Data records

* BEGIN *

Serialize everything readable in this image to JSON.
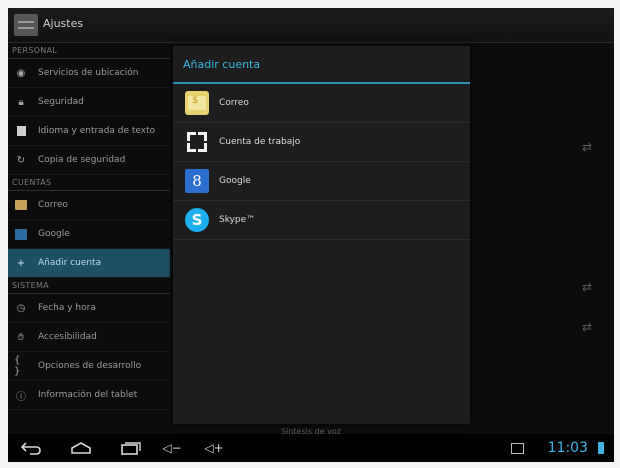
{
  "actionbar": {
    "title": "Ajustes"
  },
  "settings": {
    "sections": [
      {
        "header": "PERSONAL",
        "items": [
          {
            "label": "Servicios de ubicación",
            "icon": "location-icon"
          },
          {
            "label": "Seguridad",
            "icon": "lock-icon"
          },
          {
            "label": "Idioma y entrada de texto",
            "icon": "language-icon"
          },
          {
            "label": "Copia de seguridad",
            "icon": "backup-icon"
          }
        ]
      },
      {
        "header": "CUENTAS",
        "items": [
          {
            "label": "Correo",
            "icon": "mail-icon"
          },
          {
            "label": "Google",
            "icon": "google-icon"
          },
          {
            "label": "Añadir cuenta",
            "icon": "plus-icon"
          }
        ]
      },
      {
        "header": "SISTEMA",
        "items": [
          {
            "label": "Fecha y hora",
            "icon": "clock-icon"
          },
          {
            "label": "Accesibilidad",
            "icon": "accessibility-icon"
          },
          {
            "label": "Opciones de desarrollo",
            "icon": "braces-icon"
          },
          {
            "label": "Información del tablet",
            "icon": "info-icon"
          }
        ]
      }
    ],
    "footer_text": "Síntesis de voz"
  },
  "dialog": {
    "title": "Añadir cuenta",
    "options": [
      {
        "label": "Correo",
        "icon": "mail-icon"
      },
      {
        "label": "Cuenta de trabajo",
        "icon": "work-account-icon"
      },
      {
        "label": "Google",
        "icon": "google-icon"
      },
      {
        "label": "Skype™",
        "icon": "skype-icon"
      }
    ]
  },
  "systembar": {
    "time": "11:03"
  },
  "colors": {
    "accent": "#33b5e5",
    "selected_row": "#1f4f63",
    "background": "#0c0c0c"
  }
}
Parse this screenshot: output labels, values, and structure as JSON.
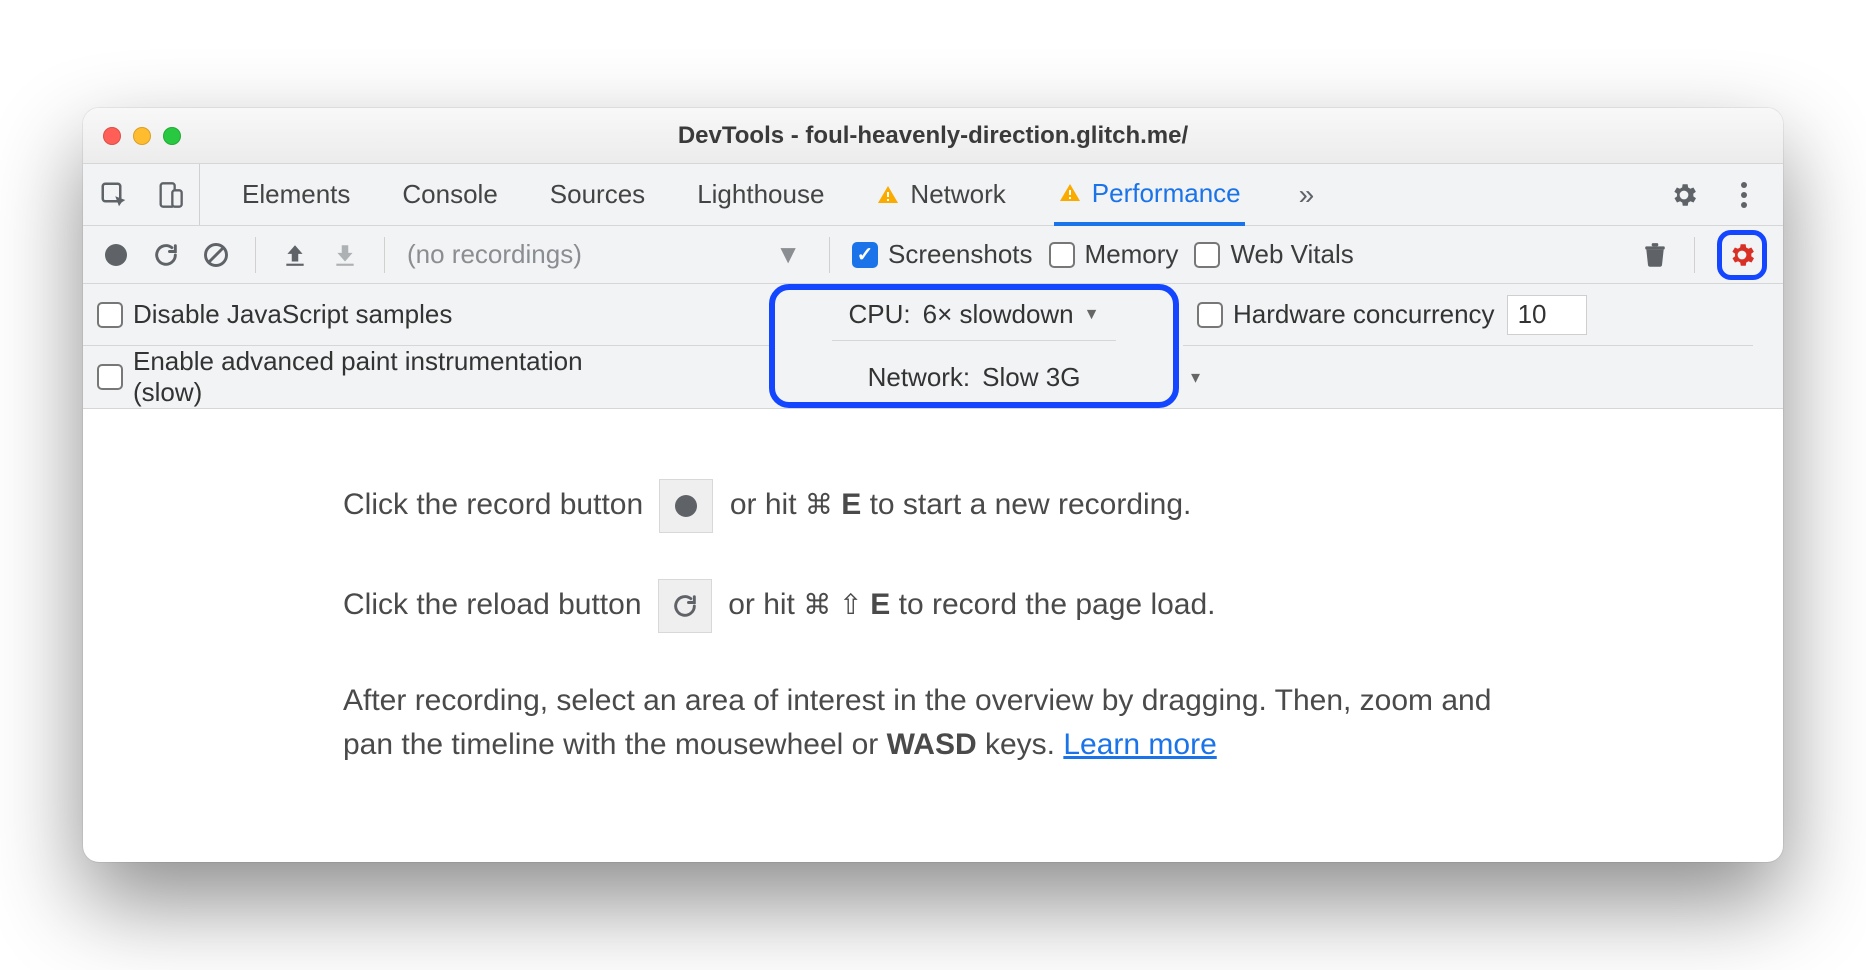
{
  "window": {
    "title": "DevTools - foul-heavenly-direction.glitch.me/"
  },
  "tabs": {
    "items": [
      "Elements",
      "Console",
      "Sources",
      "Lighthouse",
      "Network",
      "Performance"
    ],
    "active_index": 5,
    "warn_indices": [
      4,
      5
    ],
    "overflow_glyph": "»"
  },
  "toolbar": {
    "no_recordings": "(no recordings)",
    "screenshots": {
      "label": "Screenshots",
      "checked": true
    },
    "memory": {
      "label": "Memory",
      "checked": false
    },
    "webvitals": {
      "label": "Web Vitals",
      "checked": false
    }
  },
  "settings": {
    "disable_js": {
      "label": "Disable JavaScript samples",
      "checked": false
    },
    "adv_paint": {
      "label": "Enable advanced paint instrumentation (slow)",
      "checked": false
    },
    "cpu": {
      "label": "CPU:",
      "value": "6× slowdown"
    },
    "network": {
      "label": "Network:",
      "value": "Slow 3G"
    },
    "hw_conc": {
      "label": "Hardware concurrency",
      "checked": false,
      "value": "10"
    }
  },
  "hints": {
    "line1a": "Click the record button ",
    "line1b": " or hit ",
    "line1_shortcut_cmd": "⌘",
    "line1_shortcut_key": "E",
    "line1c": " to start a new recording.",
    "line2a": "Click the reload button ",
    "line2b": " or hit ",
    "line2_shortcut": "⌘ ⇧ ",
    "line2_shortcut_key": "E",
    "line2c": " to record the page load.",
    "line3a": "After recording, select an area of interest in the overview by dragging. Then, zoom and pan the timeline with the mousewheel or ",
    "line3_keys": "WASD",
    "line3b": " keys. ",
    "learn_more": "Learn more"
  }
}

* END *

▶ _Set problem_: Write out all the entries exactly, except for the pictures.

▶ _Response to this task_:
Serialize everything readable in this image to JSON.
{
  "actionbar": {
    "title": "Ajustes"
  },
  "settings": {
    "sections": [
      {
        "header": "PERSONAL",
        "items": [
          {
            "label": "Servicios de ubicación",
            "icon": "location-icon"
          },
          {
            "label": "Seguridad",
            "icon": "lock-icon"
          },
          {
            "label": "Idioma y entrada de texto",
            "icon": "language-icon"
          },
          {
            "label": "Copia de seguridad",
            "icon": "backup-icon"
          }
        ]
      },
      {
        "header": "CUENTAS",
        "items": [
          {
            "label": "Correo",
            "icon": "mail-icon"
          },
          {
            "label": "Google",
            "icon": "google-icon"
          },
          {
            "label": "Añadir cuenta",
            "icon": "plus-icon"
          }
        ]
      },
      {
        "header": "SISTEMA",
        "items": [
          {
            "label": "Fecha y hora",
            "icon": "clock-icon"
          },
          {
            "label": "Accesibilidad",
            "icon": "accessibility-icon"
          },
          {
            "label": "Opciones de desarrollo",
            "icon": "braces-icon"
          },
          {
            "label": "Información del tablet",
            "icon": "info-icon"
          }
        ]
      }
    ],
    "footer_text": "Síntesis de voz"
  },
  "dialog": {
    "title": "Añadir cuenta",
    "options": [
      {
        "label": "Correo",
        "icon": "mail-icon"
      },
      {
        "label": "Cuenta de trabajo",
        "icon": "work-account-icon"
      },
      {
        "label": "Google",
        "icon": "google-icon"
      },
      {
        "label": "Skype™",
        "icon": "skype-icon"
      }
    ]
  },
  "systembar": {
    "time": "11:03"
  },
  "colors": {
    "accent": "#33b5e5",
    "selected_row": "#1f4f63",
    "background": "#0c0c0c"
  }
}
Parse this screenshot: output labels, values, and structure as JSON.
{
  "window": {
    "title": "DevTools - foul-heavenly-direction.glitch.me/"
  },
  "tabs": {
    "items": [
      "Elements",
      "Console",
      "Sources",
      "Lighthouse",
      "Network",
      "Performance"
    ],
    "active_index": 5,
    "warn_indices": [
      4,
      5
    ],
    "overflow_glyph": "»"
  },
  "toolbar": {
    "no_recordings": "(no recordings)",
    "screenshots": {
      "label": "Screenshots",
      "checked": true
    },
    "memory": {
      "label": "Memory",
      "checked": false
    },
    "webvitals": {
      "label": "Web Vitals",
      "checked": false
    }
  },
  "settings": {
    "disable_js": {
      "label": "Disable JavaScript samples",
      "checked": false
    },
    "adv_paint": {
      "label": "Enable advanced paint instrumentation (slow)",
      "checked": false
    },
    "cpu": {
      "label": "CPU:",
      "value": "6× slowdown"
    },
    "network": {
      "label": "Network:",
      "value": "Slow 3G"
    },
    "hw_conc": {
      "label": "Hardware concurrency",
      "checked": false,
      "value": "10"
    }
  },
  "hints": {
    "line1a": "Click the record button ",
    "line1b": " or hit ",
    "line1_shortcut_cmd": "⌘",
    "line1_shortcut_key": "E",
    "line1c": " to start a new recording.",
    "line2a": "Click the reload button ",
    "line2b": " or hit ",
    "line2_shortcut": "⌘ ⇧ ",
    "line2_shortcut_key": "E",
    "line2c": " to record the page load.",
    "line3a": "After recording, select an area of interest in the overview by dragging. Then, zoom and pan the timeline with the mousewheel or ",
    "line3_keys": "WASD",
    "line3b": " keys. ",
    "learn_more": "Learn more"
  }
}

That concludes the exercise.